- _Given records_:
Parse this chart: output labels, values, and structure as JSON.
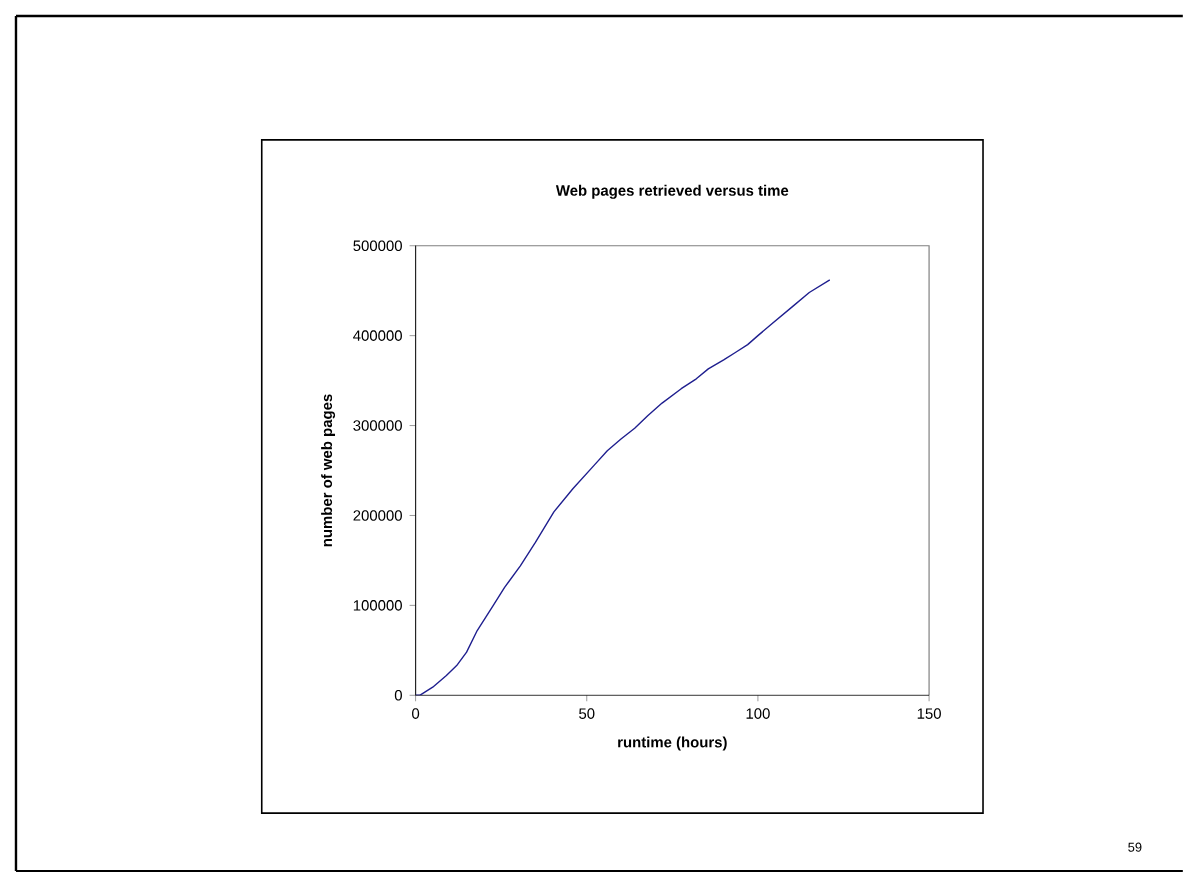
{
  "chart_data": {
    "type": "line",
    "title": "Web pages retrieved versus time",
    "xlabel": "runtime (hours)",
    "ylabel": "number of web pages",
    "xlim": [
      0,
      150
    ],
    "xticks": [
      0,
      50,
      100,
      150
    ],
    "ylim": [
      0,
      500000
    ],
    "yticks": [
      0,
      100000,
      200000,
      300000,
      400000,
      500000
    ],
    "grid": false,
    "marker": "none",
    "line_style": "solid",
    "annotations": [
      "59"
    ],
    "series": [
      {
        "color": "#1f1f8f",
        "x": [
          0,
          1.2,
          5,
          9,
          12,
          14.9,
          18,
          22.7,
          26,
          30.6,
          35,
          40.4,
          46,
          52.2,
          56,
          60,
          64,
          67.8,
          72,
          77.6,
          82,
          85.5,
          90,
          93.3,
          97,
          100,
          104,
          110,
          115,
          121
        ],
        "values": [
          0,
          0,
          9000,
          22000,
          33000,
          48000,
          72000,
          100000,
          120000,
          144000,
          170000,
          204000,
          230000,
          256000,
          272000,
          285000,
          297000,
          311000,
          325000,
          341000,
          352000,
          363000,
          373000,
          381000,
          390000,
          400000,
          413000,
          432000,
          448000,
          462000
        ]
      }
    ]
  }
}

- _Task_: Reproduce the full material exactly, excluding the pictures.

- _Output for this task_:
Parse this chart: output labels, values, and structure as JSON.
{
  "chart_data": {
    "type": "line",
    "title": "Web pages retrieved versus time",
    "xlabel": "runtime (hours)",
    "ylabel": "number of web pages",
    "xlim": [
      0,
      150
    ],
    "xticks": [
      0,
      50,
      100,
      150
    ],
    "ylim": [
      0,
      500000
    ],
    "yticks": [
      0,
      100000,
      200000,
      300000,
      400000,
      500000
    ],
    "grid": false,
    "marker": "none",
    "line_style": "solid",
    "annotations": [
      "59"
    ],
    "series": [
      {
        "color": "#1f1f8f",
        "x": [
          0,
          1.2,
          5,
          9,
          12,
          14.9,
          18,
          22.7,
          26,
          30.6,
          35,
          40.4,
          46,
          52.2,
          56,
          60,
          64,
          67.8,
          72,
          77.6,
          82,
          85.5,
          90,
          93.3,
          97,
          100,
          104,
          110,
          115,
          121
        ],
        "values": [
          0,
          0,
          9000,
          22000,
          33000,
          48000,
          72000,
          100000,
          120000,
          144000,
          170000,
          204000,
          230000,
          256000,
          272000,
          285000,
          297000,
          311000,
          325000,
          341000,
          352000,
          363000,
          373000,
          381000,
          390000,
          400000,
          413000,
          432000,
          448000,
          462000
        ]
      }
    ]
  }
}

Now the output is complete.